▸ Challenge
Leave out the pictures and transcribe everything else exactly.
-=-=-
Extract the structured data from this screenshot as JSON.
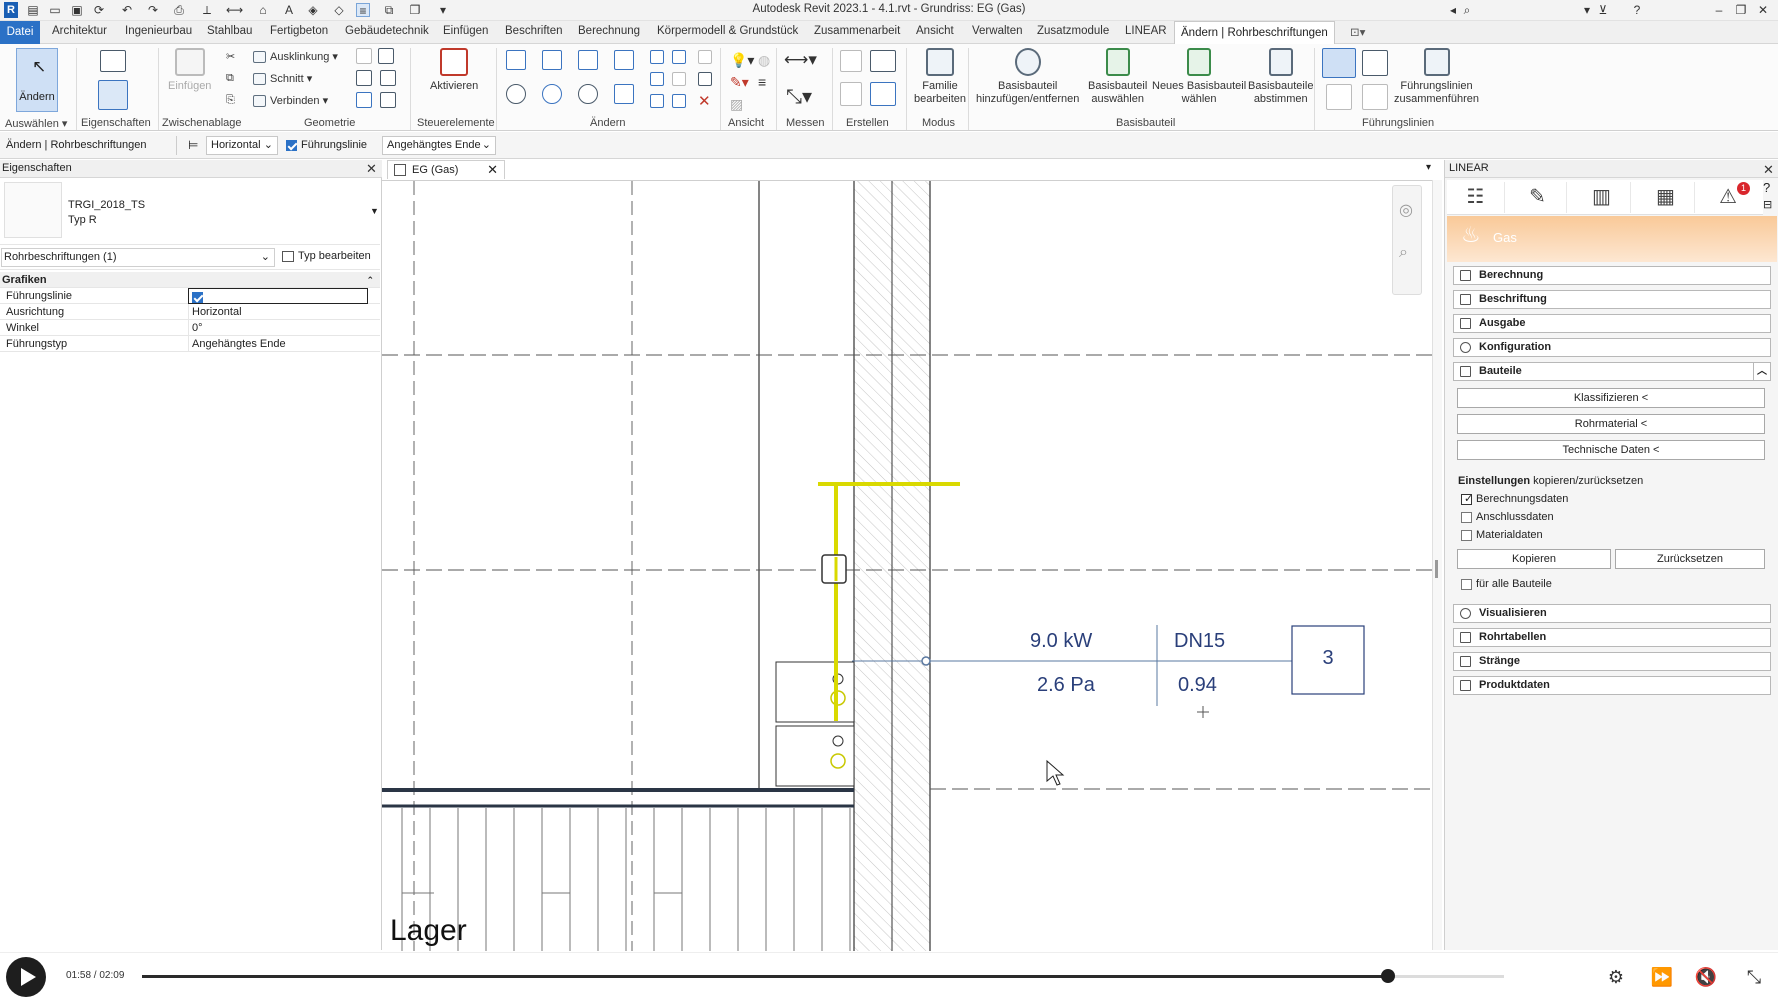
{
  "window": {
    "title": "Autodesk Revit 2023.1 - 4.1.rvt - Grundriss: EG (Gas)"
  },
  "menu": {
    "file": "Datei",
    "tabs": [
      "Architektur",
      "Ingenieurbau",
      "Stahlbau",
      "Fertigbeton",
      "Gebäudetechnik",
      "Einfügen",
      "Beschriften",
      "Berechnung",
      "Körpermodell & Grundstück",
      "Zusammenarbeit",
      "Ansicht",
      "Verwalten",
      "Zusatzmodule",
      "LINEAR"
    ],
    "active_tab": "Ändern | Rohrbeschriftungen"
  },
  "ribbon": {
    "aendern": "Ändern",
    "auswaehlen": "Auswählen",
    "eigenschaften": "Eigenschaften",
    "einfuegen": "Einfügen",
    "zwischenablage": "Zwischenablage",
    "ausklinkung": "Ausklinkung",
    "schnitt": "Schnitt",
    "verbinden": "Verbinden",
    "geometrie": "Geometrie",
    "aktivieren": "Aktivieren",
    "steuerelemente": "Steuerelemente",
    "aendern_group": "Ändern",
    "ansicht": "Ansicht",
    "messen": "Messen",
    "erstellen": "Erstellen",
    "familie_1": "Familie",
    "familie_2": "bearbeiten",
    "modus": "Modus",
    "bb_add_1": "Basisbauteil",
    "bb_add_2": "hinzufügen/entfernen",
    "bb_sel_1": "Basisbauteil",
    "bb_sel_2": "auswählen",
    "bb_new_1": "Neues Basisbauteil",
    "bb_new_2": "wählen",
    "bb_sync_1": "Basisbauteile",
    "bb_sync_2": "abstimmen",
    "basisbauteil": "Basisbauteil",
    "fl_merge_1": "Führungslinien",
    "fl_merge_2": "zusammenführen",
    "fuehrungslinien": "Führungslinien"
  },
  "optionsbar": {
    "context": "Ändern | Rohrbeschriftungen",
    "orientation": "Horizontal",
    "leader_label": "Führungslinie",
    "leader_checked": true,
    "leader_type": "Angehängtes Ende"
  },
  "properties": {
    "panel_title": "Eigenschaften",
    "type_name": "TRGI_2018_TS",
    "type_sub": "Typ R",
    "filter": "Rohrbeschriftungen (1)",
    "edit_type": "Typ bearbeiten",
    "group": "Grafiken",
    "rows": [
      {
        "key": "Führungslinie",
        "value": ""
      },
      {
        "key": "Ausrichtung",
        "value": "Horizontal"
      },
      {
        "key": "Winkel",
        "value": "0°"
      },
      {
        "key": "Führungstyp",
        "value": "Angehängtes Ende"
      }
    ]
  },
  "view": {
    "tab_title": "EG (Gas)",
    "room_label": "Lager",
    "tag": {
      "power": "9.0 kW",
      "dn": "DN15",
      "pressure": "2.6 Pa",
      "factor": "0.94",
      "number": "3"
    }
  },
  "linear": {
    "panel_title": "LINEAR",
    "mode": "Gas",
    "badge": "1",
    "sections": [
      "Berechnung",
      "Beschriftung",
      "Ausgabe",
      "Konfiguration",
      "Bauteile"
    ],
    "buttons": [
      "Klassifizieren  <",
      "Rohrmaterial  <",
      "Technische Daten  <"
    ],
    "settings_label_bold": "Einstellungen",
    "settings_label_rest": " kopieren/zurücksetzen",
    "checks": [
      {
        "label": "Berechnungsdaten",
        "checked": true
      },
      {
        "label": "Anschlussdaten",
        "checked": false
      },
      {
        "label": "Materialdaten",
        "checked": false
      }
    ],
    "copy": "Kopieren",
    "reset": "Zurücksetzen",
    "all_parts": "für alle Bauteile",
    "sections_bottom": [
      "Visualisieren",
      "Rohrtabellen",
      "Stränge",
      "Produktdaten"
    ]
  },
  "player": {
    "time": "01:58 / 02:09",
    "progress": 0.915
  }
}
-=-=-
▸ Solved exercise
Extract the structured data from this screenshot as JSON.
{
  "window": {
    "title": "Autodesk Revit 2023.1 - 4.1.rvt - Grundriss: EG (Gas)"
  },
  "menu": {
    "file": "Datei",
    "tabs": [
      "Architektur",
      "Ingenieurbau",
      "Stahlbau",
      "Fertigbeton",
      "Gebäudetechnik",
      "Einfügen",
      "Beschriften",
      "Berechnung",
      "Körpermodell & Grundstück",
      "Zusammenarbeit",
      "Ansicht",
      "Verwalten",
      "Zusatzmodule",
      "LINEAR"
    ],
    "active_tab": "Ändern | Rohrbeschriftungen"
  },
  "ribbon": {
    "aendern": "Ändern",
    "auswaehlen": "Auswählen",
    "eigenschaften": "Eigenschaften",
    "einfuegen": "Einfügen",
    "zwischenablage": "Zwischenablage",
    "ausklinkung": "Ausklinkung",
    "schnitt": "Schnitt",
    "verbinden": "Verbinden",
    "geometrie": "Geometrie",
    "aktivieren": "Aktivieren",
    "steuerelemente": "Steuerelemente",
    "aendern_group": "Ändern",
    "ansicht": "Ansicht",
    "messen": "Messen",
    "erstellen": "Erstellen",
    "familie_1": "Familie",
    "familie_2": "bearbeiten",
    "modus": "Modus",
    "bb_add_1": "Basisbauteil",
    "bb_add_2": "hinzufügen/entfernen",
    "bb_sel_1": "Basisbauteil",
    "bb_sel_2": "auswählen",
    "bb_new_1": "Neues Basisbauteil",
    "bb_new_2": "wählen",
    "bb_sync_1": "Basisbauteile",
    "bb_sync_2": "abstimmen",
    "basisbauteil": "Basisbauteil",
    "fl_merge_1": "Führungslinien",
    "fl_merge_2": "zusammenführen",
    "fuehrungslinien": "Führungslinien"
  },
  "optionsbar": {
    "context": "Ändern | Rohrbeschriftungen",
    "orientation": "Horizontal",
    "leader_label": "Führungslinie",
    "leader_checked": true,
    "leader_type": "Angehängtes Ende"
  },
  "properties": {
    "panel_title": "Eigenschaften",
    "type_name": "TRGI_2018_TS",
    "type_sub": "Typ R",
    "filter": "Rohrbeschriftungen (1)",
    "edit_type": "Typ bearbeiten",
    "group": "Grafiken",
    "rows": [
      {
        "key": "Führungslinie",
        "value": ""
      },
      {
        "key": "Ausrichtung",
        "value": "Horizontal"
      },
      {
        "key": "Winkel",
        "value": "0°"
      },
      {
        "key": "Führungstyp",
        "value": "Angehängtes Ende"
      }
    ]
  },
  "view": {
    "tab_title": "EG (Gas)",
    "room_label": "Lager",
    "tag": {
      "power": "9.0 kW",
      "dn": "DN15",
      "pressure": "2.6 Pa",
      "factor": "0.94",
      "number": "3"
    }
  },
  "linear": {
    "panel_title": "LINEAR",
    "mode": "Gas",
    "badge": "1",
    "sections": [
      "Berechnung",
      "Beschriftung",
      "Ausgabe",
      "Konfiguration",
      "Bauteile"
    ],
    "buttons": [
      "Klassifizieren  <",
      "Rohrmaterial  <",
      "Technische Daten  <"
    ],
    "settings_label_bold": "Einstellungen",
    "settings_label_rest": " kopieren/zurücksetzen",
    "checks": [
      {
        "label": "Berechnungsdaten",
        "checked": true
      },
      {
        "label": "Anschlussdaten",
        "checked": false
      },
      {
        "label": "Materialdaten",
        "checked": false
      }
    ],
    "copy": "Kopieren",
    "reset": "Zurücksetzen",
    "all_parts": "für alle Bauteile",
    "sections_bottom": [
      "Visualisieren",
      "Rohrtabellen",
      "Stränge",
      "Produktdaten"
    ]
  },
  "player": {
    "time": "01:58 / 02:09",
    "progress": 0.915
  }
}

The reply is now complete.